* [WHAT THE TASK ASKS]
Type out the data exactly as given. Skip any image.
━━━━━━━━━━━━━━━━━━━━━━━━━━━━━━
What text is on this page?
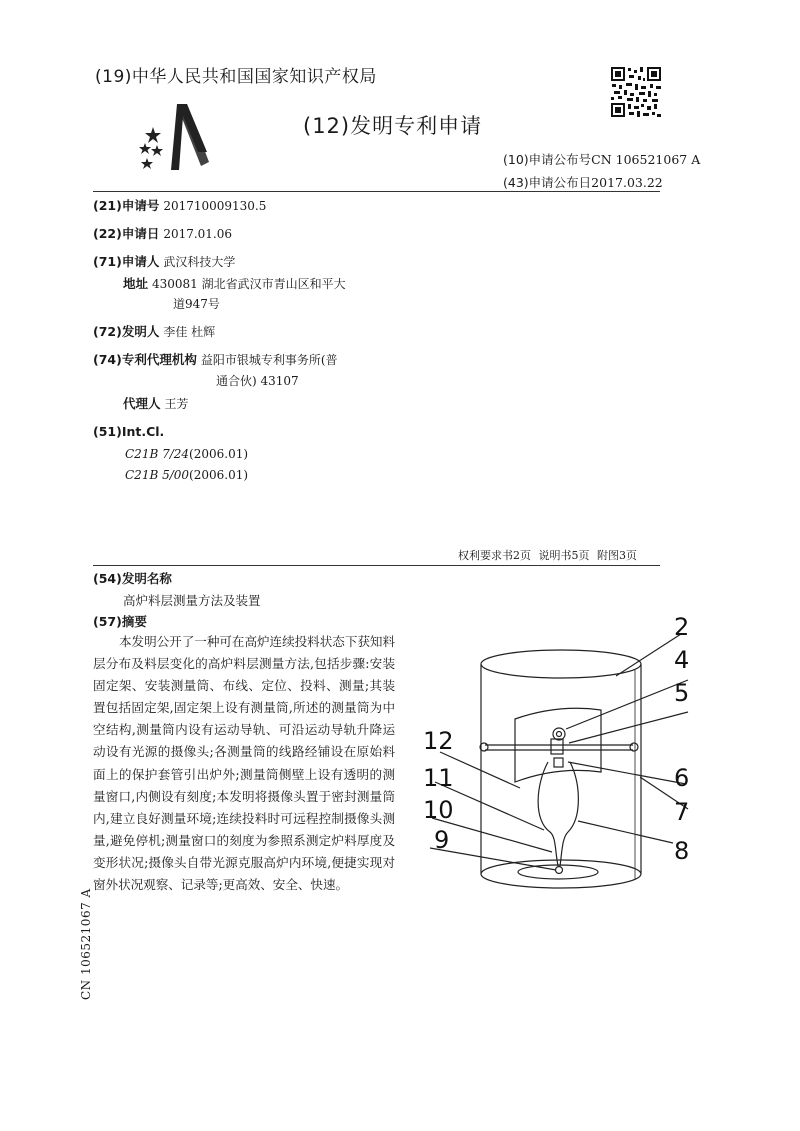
(19)中华人民共和国国家知识产权局
(12)发明专利申请
(10)申请公布号CN 106521067 A
(43)申请公布日2017.03.22
(21)申请号 201710009130.5
(22)申请日 2017.01.06
(71)申请人 武汉科技大学
地址 430081 湖北省武汉市青山区和平大
道947号
(72)发明人 李佳 杜辉
(74)专利代理机构 益阳市银城专利事务所(普
通合伙) 43107
代理人 王芳
(51)Int.Cl.
C21B 7/24(2006.01)
C21B 5/00(2006.01)
权利要求书2页 说明书5页 附图3页
(54)发明名称
高炉料层测量方法及装置
(57)摘要
本发明公开了一种可在高炉连续投料状态下获知料层分布及料层变化的高炉料层测量方法,包括步骤:安装固定架、安装测量筒、布线、定位、投料、测量;其装置包括固定架,固定架上设有测量筒,所述的测量筒为中空结构,测量筒内设有运动导轨、可沿运动导轨升降运动设有光源的摄像头;各测量筒的线路经铺设在原始料面上的保护套管引出炉外;测量筒侧壁上设有透明的测量窗口,内侧设有刻度;本发明将摄像头置于密封测量筒内,建立良好测量环境;连续投料时可远程控制摄像头测量,避免停机;测量窗口的刻度为参照系测定炉料厚度及变形状况;摄像头自带光源克服高炉内环境,便捷实现对窗外状况观察、记录等;更高效、安全、快速。
2
4
5
12
11
10
9
6
7
8
CN 106521067 A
━━━━━━━━━━━━━━━━━━━━━━━━━━━━━━
* [EXERCISE OUTPUT]
What text is on this page?
(19)中华人民共和国国家知识产权局
(12)发明专利申请
(10)申请公布号CN 106521067 A
(43)申请公布日2017.03.22
(21)申请号 201710009130.5
(22)申请日 2017.01.06
(71)申请人 武汉科技大学
地址 430081 湖北省武汉市青山区和平大
道947号
(72)发明人 李佳 杜辉
(74)专利代理机构 益阳市银城专利事务所(普
通合伙) 43107
代理人 王芳
(51)Int.Cl.
C21B 7/24(2006.01)
C21B 5/00(2006.01)
权利要求书2页 说明书5页 附图3页
(54)发明名称
高炉料层测量方法及装置
(57)摘要
本发明公开了一种可在高炉连续投料状态下获知料层分布及料层变化的高炉料层测量方法,包括步骤:安装固定架、安装测量筒、布线、定位、投料、测量;其装置包括固定架,固定架上设有测量筒,所述的测量筒为中空结构,测量筒内设有运动导轨、可沿运动导轨升降运动设有光源的摄像头;各测量筒的线路经铺设在原始料面上的保护套管引出炉外;测量筒侧壁上设有透明的测量窗口,内侧设有刻度;本发明将摄像头置于密封测量筒内,建立良好测量环境;连续投料时可远程控制摄像头测量,避免停机;测量窗口的刻度为参照系测定炉料厚度及变形状况;摄像头自带光源克服高炉内环境,便捷实现对窗外状况观察、记录等;更高效、安全、快速。
2
4
5
12
11
10
9
6
7
8
CN 106521067 A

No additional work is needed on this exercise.